TASK REQUIREMENTS: Look through the material below. Copy every line with the string "marker" in it.

┌──

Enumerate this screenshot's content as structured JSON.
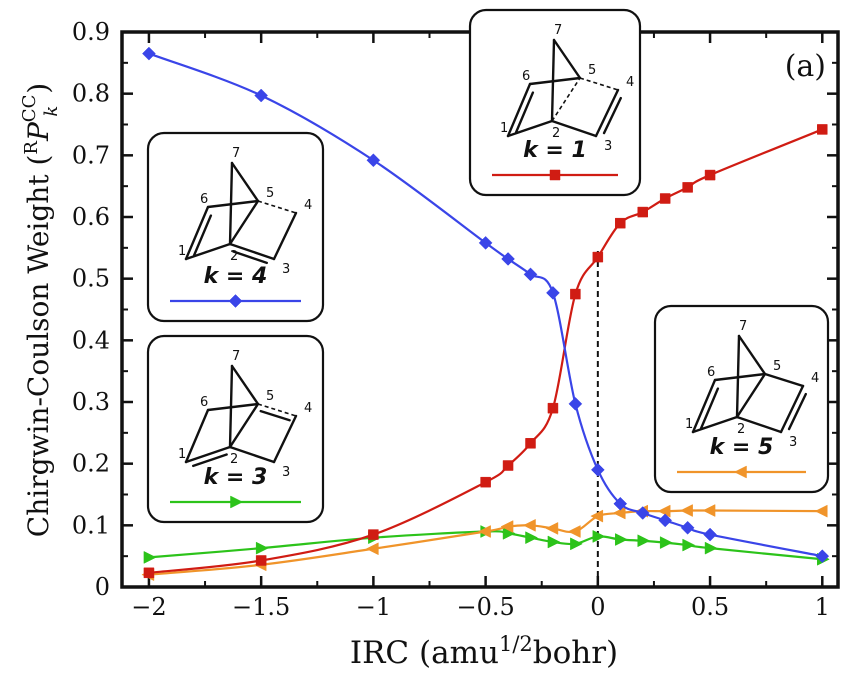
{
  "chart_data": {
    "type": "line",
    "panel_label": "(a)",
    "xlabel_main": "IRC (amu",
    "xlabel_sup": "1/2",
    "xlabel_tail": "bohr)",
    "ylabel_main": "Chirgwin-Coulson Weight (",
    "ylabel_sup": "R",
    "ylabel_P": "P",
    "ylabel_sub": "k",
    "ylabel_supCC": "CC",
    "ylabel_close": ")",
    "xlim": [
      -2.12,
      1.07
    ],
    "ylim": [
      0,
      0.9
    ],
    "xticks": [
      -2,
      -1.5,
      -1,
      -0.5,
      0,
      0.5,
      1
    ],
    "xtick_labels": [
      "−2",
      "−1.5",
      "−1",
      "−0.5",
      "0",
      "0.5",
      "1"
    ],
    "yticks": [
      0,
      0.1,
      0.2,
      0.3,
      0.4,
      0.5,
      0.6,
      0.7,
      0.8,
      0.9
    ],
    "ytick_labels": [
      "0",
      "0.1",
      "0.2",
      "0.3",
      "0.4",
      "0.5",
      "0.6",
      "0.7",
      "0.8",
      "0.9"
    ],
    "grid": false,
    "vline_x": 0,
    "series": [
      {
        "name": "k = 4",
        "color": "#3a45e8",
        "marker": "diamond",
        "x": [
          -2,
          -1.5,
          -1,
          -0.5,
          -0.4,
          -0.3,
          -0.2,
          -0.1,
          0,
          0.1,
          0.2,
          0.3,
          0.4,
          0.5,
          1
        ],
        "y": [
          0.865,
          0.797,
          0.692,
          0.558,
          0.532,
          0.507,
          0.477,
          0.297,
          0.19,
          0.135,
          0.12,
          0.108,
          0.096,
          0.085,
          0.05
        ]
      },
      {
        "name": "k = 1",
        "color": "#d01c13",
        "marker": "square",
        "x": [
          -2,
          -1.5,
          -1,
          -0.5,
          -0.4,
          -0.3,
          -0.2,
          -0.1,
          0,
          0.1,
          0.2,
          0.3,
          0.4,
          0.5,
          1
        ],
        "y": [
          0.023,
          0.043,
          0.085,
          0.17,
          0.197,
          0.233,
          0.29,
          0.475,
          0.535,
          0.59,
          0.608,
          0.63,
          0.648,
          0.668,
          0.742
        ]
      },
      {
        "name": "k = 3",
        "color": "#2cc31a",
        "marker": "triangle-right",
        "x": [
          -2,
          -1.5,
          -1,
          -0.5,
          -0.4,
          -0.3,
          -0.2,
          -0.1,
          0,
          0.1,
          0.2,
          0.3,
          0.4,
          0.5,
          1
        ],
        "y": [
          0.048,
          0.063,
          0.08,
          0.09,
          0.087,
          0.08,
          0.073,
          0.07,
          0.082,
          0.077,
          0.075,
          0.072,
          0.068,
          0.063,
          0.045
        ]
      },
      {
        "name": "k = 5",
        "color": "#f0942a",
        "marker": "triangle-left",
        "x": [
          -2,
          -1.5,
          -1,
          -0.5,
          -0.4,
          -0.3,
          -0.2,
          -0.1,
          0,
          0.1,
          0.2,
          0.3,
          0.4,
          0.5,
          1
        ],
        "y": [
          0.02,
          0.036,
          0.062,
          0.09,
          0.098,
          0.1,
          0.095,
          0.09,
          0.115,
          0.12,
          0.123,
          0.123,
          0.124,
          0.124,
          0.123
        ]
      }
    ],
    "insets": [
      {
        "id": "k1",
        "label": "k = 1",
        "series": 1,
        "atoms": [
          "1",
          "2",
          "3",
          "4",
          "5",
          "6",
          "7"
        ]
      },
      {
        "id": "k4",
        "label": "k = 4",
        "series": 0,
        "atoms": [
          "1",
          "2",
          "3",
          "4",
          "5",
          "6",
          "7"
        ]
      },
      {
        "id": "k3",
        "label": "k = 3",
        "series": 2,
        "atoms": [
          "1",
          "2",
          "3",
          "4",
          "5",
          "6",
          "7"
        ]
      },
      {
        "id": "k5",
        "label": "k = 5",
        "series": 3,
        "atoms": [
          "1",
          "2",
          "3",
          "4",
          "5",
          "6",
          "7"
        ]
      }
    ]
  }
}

└──
┌──

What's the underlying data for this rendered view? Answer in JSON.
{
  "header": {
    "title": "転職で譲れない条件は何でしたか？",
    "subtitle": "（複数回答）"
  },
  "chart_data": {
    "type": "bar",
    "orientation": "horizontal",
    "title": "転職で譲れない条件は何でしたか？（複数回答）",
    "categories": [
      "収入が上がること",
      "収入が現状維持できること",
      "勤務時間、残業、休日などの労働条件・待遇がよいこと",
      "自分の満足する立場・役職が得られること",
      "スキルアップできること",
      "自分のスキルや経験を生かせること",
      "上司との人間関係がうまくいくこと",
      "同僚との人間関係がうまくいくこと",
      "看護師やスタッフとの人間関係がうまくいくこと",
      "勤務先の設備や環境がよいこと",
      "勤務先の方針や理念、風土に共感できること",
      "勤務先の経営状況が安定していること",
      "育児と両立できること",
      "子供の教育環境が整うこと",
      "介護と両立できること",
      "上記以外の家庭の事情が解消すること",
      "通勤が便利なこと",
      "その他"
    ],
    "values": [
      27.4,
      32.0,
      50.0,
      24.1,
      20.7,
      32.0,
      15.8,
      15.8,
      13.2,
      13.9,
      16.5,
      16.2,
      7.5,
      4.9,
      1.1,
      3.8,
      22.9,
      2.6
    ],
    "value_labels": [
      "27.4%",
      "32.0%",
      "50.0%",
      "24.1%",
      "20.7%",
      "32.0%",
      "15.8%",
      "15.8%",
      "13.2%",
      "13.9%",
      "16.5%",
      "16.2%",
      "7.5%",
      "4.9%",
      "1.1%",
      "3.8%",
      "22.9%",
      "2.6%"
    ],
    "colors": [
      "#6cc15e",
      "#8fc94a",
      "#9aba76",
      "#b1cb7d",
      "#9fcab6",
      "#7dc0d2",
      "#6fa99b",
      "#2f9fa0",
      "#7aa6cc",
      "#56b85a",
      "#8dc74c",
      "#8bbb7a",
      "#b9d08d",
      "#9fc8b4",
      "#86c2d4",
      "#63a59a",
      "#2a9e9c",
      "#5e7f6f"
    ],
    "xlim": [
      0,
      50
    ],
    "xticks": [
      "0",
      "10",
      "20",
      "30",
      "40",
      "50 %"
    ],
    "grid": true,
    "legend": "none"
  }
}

└──
┌──

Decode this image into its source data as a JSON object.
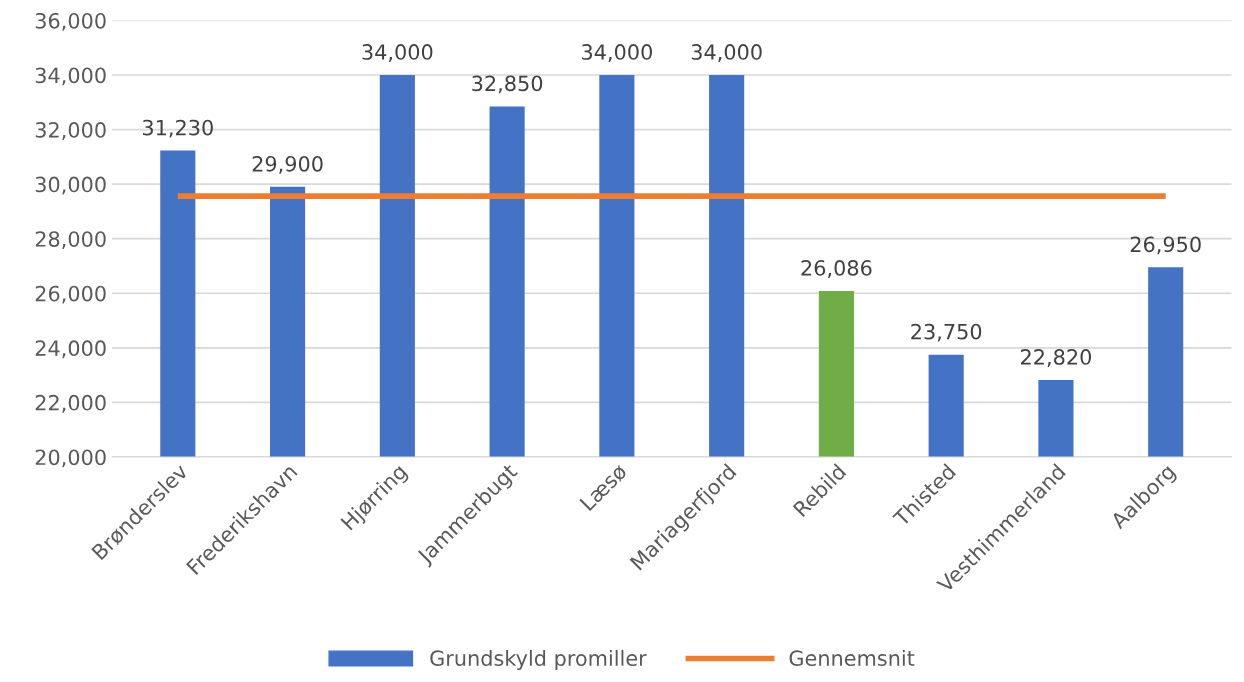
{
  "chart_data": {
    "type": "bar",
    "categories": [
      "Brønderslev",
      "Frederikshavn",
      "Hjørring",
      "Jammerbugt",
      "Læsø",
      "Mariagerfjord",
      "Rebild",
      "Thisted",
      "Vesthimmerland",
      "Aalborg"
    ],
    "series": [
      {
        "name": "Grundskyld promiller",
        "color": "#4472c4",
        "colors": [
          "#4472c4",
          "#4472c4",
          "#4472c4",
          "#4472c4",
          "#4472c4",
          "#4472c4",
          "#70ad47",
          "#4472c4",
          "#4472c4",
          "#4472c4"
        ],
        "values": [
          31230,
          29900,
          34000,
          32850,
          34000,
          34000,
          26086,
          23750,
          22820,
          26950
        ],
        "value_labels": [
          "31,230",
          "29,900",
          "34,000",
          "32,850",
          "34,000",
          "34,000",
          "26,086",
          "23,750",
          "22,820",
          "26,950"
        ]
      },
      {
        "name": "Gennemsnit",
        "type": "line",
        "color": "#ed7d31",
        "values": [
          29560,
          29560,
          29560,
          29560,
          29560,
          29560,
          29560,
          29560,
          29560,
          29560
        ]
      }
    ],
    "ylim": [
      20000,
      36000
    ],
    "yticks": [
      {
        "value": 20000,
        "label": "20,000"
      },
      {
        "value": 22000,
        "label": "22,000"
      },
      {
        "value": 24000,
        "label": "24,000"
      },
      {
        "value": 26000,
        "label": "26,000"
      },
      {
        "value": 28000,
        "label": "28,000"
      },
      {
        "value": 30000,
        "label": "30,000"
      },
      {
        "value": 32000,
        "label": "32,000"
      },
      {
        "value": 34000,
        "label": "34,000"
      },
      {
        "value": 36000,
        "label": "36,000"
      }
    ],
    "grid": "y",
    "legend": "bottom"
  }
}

└──

CORRECT OUTPUT:
        "marker": "diamond",
        "marker": "square",
        "marker": "triangle-right",
        "marker": "triangle-left",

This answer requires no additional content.